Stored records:

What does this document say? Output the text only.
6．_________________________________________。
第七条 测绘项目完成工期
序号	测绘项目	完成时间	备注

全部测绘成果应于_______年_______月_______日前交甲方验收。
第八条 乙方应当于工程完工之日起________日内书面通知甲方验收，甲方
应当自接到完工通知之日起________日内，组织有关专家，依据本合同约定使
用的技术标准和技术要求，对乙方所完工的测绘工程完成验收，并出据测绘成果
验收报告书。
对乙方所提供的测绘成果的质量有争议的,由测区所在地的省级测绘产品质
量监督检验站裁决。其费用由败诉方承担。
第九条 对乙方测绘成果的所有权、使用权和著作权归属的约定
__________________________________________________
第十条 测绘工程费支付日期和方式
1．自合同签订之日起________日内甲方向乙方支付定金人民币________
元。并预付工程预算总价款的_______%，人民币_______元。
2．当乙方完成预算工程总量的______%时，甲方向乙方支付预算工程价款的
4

▶ Description of the task:
Every record shown above should be written out again exactly.

▶ Response for this exercise:
What does this document say? Output the text only.
6．_________________________________________。
第七条 测绘项目完成工期
序号	测绘项目	完成时间	备注

全部测绘成果应于_______年_______月_______日前交甲方验收。
第八条 乙方应当于工程完工之日起________日内书面通知甲方验收，甲方
应当自接到完工通知之日起________日内，组织有关专家，依据本合同约定使
用的技术标准和技术要求，对乙方所完工的测绘工程完成验收，并出据测绘成果
验收报告书。
对乙方所提供的测绘成果的质量有争议的,由测区所在地的省级测绘产品质
量监督检验站裁决。其费用由败诉方承担。
第九条 对乙方测绘成果的所有权、使用权和著作权归属的约定
__________________________________________________
第十条 测绘工程费支付日期和方式
1．自合同签订之日起________日内甲方向乙方支付定金人民币________
元。并预付工程预算总价款的_______%，人民币_______元。
2．当乙方完成预算工程总量的______%时，甲方向乙方支付预算工程价款的
4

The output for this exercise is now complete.